*AVAILABLE RECORDS*.
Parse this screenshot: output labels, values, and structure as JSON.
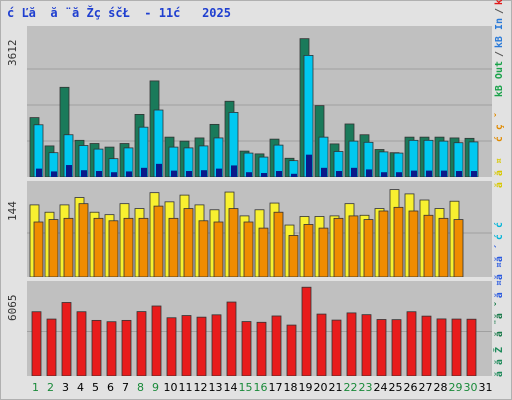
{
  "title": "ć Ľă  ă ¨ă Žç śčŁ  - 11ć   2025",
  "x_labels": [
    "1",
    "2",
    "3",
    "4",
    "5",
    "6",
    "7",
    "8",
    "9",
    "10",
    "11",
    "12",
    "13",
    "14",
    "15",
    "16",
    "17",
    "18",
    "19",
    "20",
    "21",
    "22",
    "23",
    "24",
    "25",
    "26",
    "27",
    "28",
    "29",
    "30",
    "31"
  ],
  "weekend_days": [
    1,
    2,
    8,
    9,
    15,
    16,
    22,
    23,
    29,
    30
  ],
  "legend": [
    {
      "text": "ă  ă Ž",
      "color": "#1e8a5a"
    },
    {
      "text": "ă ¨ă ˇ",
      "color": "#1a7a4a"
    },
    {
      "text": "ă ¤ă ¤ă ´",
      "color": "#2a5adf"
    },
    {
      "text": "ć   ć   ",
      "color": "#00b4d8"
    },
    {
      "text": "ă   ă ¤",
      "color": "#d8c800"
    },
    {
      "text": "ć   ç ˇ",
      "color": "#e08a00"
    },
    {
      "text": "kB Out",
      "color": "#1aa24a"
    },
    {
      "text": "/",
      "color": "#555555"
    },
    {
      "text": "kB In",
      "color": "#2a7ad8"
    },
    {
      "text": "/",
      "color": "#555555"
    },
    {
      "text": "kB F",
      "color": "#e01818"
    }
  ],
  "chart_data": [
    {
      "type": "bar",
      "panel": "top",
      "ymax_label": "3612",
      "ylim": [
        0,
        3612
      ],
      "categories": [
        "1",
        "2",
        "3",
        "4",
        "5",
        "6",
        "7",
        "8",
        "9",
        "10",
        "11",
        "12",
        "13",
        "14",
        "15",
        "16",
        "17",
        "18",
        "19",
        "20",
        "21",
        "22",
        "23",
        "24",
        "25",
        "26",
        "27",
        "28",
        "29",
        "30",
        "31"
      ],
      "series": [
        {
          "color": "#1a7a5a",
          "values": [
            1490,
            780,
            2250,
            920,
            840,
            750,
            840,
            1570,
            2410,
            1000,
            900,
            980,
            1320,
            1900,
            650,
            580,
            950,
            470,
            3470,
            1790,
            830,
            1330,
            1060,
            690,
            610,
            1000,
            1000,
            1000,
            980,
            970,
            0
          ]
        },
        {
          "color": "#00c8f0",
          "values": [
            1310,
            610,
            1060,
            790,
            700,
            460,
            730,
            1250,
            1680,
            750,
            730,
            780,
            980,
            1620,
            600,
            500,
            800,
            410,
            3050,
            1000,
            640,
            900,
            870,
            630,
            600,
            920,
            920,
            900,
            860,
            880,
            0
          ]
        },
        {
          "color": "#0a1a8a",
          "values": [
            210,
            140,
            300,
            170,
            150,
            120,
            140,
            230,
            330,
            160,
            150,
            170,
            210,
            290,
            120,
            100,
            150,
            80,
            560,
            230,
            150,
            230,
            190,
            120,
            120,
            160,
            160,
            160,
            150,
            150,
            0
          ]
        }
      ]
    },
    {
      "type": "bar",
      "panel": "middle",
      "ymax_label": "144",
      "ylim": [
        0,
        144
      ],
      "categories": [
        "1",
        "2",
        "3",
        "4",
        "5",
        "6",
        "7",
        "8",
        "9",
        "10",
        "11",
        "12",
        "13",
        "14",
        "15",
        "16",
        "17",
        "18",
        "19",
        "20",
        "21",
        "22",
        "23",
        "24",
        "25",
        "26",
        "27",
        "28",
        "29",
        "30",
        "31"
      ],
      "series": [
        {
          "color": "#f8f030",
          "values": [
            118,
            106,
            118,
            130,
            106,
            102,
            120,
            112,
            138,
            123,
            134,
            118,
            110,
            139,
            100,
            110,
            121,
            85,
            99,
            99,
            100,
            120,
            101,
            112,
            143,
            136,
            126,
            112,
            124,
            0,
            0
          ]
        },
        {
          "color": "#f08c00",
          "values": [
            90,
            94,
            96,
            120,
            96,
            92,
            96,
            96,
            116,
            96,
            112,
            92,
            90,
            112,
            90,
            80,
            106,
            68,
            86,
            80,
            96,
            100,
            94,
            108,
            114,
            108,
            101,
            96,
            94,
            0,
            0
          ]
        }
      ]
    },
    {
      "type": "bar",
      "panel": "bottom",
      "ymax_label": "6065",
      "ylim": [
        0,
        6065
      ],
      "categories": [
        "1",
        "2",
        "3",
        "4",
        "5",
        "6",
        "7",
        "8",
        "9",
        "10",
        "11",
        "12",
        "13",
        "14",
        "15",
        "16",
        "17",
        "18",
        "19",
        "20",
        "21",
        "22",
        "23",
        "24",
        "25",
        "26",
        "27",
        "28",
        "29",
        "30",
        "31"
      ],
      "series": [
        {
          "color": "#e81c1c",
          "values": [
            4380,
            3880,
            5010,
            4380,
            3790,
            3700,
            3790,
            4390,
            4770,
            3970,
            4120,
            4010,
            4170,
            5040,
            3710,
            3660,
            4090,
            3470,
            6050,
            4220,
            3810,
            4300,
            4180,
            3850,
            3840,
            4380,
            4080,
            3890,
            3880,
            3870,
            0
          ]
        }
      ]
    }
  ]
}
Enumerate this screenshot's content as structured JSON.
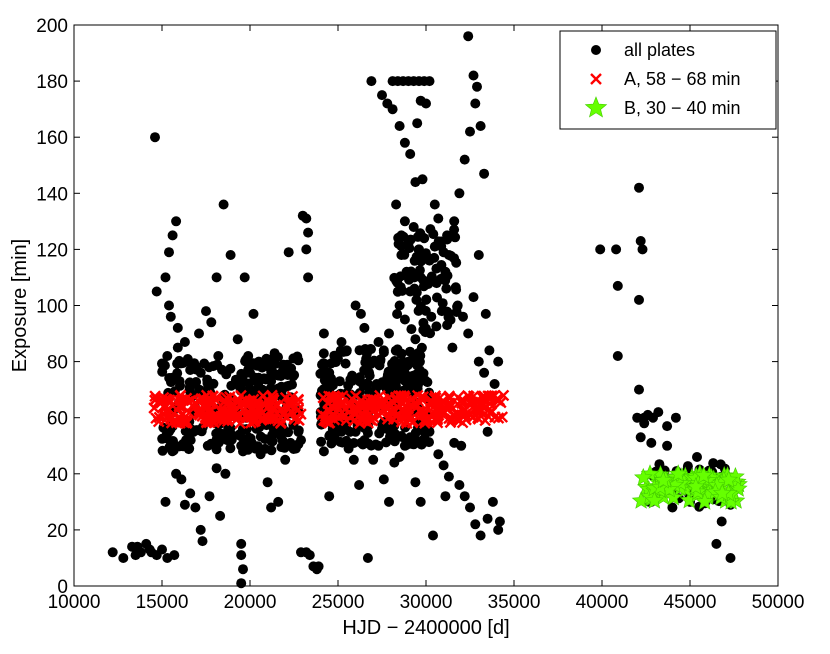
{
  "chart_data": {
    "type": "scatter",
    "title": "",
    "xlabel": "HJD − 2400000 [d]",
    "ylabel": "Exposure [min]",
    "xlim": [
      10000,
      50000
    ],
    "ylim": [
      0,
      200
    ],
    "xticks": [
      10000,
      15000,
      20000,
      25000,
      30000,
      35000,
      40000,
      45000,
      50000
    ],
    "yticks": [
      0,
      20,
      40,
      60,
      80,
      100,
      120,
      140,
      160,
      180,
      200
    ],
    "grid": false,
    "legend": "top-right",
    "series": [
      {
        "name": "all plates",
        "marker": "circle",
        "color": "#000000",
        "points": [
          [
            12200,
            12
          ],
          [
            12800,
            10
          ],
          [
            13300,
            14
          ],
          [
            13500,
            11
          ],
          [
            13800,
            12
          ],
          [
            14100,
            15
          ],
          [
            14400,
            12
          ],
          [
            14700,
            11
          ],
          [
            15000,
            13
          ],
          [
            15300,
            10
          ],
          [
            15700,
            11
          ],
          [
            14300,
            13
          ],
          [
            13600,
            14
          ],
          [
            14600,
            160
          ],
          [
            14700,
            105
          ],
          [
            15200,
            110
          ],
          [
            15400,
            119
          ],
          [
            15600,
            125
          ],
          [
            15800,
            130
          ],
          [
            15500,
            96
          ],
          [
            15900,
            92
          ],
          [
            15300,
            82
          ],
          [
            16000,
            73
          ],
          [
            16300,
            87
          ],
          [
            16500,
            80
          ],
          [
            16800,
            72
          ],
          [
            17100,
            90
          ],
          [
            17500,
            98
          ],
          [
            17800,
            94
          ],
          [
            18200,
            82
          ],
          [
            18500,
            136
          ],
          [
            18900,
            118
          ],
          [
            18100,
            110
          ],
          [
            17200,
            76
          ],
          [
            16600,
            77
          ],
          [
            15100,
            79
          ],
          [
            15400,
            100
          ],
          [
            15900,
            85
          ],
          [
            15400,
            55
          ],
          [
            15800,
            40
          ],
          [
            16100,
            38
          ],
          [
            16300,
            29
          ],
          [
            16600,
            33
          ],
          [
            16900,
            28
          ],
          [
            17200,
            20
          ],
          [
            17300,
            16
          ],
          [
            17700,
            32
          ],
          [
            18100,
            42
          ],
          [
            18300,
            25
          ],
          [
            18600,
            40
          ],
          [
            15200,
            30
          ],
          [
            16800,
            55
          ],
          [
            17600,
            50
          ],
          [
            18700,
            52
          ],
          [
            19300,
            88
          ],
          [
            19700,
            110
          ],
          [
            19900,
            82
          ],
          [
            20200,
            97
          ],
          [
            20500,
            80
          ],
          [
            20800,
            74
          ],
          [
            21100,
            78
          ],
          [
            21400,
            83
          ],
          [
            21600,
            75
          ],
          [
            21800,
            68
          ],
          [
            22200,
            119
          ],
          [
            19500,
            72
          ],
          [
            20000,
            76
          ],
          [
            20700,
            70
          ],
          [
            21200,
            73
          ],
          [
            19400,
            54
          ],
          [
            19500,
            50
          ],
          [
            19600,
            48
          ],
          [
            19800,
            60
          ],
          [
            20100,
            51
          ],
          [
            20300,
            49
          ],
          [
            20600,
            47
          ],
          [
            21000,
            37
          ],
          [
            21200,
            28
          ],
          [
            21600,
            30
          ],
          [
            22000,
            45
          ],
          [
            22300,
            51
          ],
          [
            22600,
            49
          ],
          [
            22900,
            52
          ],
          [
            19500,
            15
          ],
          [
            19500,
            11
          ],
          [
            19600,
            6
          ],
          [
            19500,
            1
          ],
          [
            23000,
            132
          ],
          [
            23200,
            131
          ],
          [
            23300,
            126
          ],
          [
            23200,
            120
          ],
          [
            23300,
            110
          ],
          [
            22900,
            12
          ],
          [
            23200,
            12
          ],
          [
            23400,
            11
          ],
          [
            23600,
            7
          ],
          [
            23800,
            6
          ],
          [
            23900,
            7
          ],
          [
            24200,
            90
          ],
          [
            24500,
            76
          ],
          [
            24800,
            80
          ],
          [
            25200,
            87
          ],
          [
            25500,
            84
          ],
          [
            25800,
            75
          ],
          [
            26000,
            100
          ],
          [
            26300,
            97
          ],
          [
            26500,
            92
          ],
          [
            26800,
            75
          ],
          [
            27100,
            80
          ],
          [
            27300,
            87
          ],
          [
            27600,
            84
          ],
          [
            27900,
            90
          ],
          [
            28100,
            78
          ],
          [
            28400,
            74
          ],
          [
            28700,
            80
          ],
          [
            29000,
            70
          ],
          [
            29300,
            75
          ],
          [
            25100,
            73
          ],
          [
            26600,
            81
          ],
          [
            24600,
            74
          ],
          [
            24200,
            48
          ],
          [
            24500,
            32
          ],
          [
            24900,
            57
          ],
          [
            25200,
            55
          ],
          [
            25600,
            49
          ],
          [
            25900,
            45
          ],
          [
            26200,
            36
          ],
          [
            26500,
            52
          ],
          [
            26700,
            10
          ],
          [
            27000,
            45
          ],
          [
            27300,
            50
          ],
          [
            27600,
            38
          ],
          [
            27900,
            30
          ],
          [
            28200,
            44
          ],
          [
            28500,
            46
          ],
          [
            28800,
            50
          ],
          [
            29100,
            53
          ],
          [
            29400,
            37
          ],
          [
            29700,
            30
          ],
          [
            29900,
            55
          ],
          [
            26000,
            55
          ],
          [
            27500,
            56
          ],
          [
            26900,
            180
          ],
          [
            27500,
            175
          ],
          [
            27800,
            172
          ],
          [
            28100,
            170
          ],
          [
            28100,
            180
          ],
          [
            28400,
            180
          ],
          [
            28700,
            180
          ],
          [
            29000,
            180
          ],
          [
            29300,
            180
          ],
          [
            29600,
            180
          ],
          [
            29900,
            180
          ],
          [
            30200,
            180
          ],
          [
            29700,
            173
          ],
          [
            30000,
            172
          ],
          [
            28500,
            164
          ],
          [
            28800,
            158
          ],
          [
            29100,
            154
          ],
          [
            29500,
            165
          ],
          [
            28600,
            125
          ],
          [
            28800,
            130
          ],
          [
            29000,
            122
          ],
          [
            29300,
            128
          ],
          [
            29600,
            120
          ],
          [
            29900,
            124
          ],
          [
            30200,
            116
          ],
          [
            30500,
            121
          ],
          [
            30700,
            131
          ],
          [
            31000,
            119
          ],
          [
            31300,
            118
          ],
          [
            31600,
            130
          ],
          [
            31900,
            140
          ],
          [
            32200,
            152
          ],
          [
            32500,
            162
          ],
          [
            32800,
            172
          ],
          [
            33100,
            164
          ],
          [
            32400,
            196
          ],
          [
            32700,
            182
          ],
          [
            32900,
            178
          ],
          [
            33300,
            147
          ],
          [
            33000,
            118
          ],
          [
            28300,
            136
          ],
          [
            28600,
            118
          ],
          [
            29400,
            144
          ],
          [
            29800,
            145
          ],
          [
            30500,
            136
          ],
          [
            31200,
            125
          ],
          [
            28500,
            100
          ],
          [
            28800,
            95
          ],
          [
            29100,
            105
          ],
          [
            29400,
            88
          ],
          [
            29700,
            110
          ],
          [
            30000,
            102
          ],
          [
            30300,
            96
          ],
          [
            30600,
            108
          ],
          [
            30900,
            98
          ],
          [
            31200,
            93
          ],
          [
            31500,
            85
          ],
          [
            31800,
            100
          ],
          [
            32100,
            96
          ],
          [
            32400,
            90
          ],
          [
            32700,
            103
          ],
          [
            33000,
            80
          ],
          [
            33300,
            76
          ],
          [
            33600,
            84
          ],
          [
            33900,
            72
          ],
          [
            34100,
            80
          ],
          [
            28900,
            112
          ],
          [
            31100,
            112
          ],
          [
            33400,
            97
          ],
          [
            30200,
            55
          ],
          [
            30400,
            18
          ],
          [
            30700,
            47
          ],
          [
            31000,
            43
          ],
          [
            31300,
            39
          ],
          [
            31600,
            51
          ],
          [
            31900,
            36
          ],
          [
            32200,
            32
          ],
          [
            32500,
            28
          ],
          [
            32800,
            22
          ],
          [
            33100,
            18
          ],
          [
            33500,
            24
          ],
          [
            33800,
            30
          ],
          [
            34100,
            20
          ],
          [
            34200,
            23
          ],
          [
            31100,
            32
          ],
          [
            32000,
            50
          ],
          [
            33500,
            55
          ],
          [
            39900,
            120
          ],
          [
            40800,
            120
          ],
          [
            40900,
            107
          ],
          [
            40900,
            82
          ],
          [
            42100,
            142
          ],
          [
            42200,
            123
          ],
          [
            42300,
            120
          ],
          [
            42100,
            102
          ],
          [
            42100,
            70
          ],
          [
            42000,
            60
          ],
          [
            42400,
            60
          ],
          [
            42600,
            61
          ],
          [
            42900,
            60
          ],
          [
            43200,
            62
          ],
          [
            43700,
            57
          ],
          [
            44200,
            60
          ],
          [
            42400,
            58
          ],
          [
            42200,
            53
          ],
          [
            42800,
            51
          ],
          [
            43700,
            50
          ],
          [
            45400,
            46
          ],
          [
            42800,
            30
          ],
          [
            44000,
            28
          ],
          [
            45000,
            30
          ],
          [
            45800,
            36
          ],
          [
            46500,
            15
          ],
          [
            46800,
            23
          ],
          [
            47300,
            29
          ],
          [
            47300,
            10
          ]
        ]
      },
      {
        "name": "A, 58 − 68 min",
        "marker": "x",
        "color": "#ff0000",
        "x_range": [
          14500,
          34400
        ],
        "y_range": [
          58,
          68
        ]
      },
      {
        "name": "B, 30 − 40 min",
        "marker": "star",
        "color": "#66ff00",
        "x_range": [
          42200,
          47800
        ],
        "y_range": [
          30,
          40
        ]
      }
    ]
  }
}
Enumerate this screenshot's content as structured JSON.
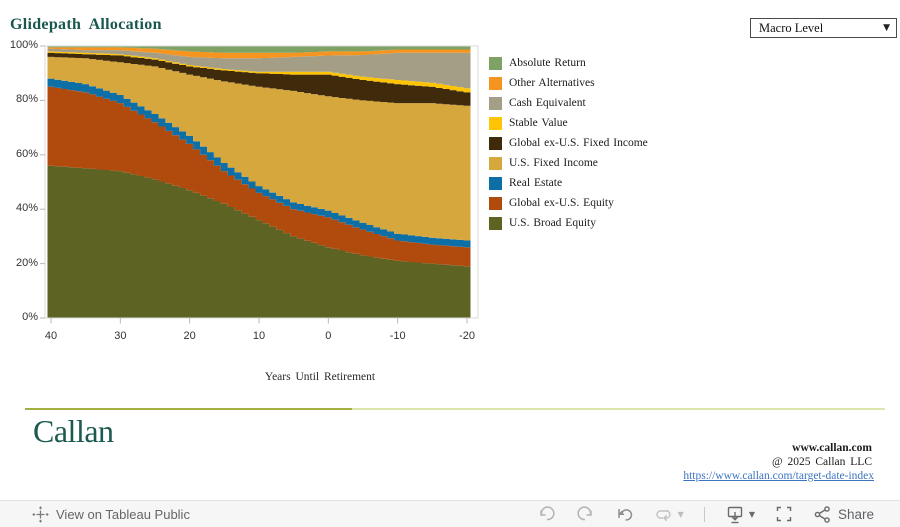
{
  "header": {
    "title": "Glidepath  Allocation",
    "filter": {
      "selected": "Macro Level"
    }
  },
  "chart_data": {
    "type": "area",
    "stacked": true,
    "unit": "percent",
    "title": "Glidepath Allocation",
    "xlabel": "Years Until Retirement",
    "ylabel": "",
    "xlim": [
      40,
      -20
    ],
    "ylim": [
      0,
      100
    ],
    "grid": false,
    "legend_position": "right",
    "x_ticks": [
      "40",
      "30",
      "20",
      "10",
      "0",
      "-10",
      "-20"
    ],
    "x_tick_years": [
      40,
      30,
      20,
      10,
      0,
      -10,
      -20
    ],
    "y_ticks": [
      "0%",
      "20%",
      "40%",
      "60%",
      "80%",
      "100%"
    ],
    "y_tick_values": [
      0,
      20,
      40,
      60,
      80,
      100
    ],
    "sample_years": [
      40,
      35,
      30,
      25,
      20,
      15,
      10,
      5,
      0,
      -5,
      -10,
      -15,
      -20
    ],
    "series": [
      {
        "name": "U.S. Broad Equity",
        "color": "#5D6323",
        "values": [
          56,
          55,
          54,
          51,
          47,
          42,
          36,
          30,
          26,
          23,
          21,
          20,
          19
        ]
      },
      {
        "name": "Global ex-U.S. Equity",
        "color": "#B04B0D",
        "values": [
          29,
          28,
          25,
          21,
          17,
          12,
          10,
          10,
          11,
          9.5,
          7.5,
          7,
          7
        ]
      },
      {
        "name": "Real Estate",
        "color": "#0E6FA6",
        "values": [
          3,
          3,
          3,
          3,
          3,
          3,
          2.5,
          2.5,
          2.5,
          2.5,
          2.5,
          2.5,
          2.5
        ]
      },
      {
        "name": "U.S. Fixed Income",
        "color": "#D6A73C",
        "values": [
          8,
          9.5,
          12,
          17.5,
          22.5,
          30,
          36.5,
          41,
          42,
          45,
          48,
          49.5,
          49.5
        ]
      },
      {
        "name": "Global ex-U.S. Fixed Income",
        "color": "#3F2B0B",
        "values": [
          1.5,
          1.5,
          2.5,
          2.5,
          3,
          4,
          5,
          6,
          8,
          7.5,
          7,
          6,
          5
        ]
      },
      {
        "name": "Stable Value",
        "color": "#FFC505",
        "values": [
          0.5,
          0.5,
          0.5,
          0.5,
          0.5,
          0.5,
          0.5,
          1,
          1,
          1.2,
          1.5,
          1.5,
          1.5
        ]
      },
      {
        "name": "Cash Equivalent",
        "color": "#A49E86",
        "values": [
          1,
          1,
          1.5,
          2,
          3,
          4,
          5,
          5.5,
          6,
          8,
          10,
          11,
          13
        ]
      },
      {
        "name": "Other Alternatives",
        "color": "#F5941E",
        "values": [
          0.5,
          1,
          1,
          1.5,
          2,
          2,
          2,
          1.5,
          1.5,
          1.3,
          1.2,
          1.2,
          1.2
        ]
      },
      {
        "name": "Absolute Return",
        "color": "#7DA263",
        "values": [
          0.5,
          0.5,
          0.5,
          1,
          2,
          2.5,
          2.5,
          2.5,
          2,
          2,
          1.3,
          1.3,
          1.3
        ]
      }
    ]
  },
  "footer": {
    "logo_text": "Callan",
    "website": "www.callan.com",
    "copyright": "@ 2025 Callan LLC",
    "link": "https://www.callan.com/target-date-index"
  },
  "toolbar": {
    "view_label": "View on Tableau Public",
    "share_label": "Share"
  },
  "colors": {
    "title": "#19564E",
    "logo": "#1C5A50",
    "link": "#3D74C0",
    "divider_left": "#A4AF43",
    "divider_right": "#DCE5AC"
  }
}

*WORK TO BE COMPLETED*. Copy every line of the data that holds the string "Global".

*ANSWER TO THIS TASK*.
        "name": "Global ex-U.S. Equity",
        "name": "Global ex-U.S. Fixed Income",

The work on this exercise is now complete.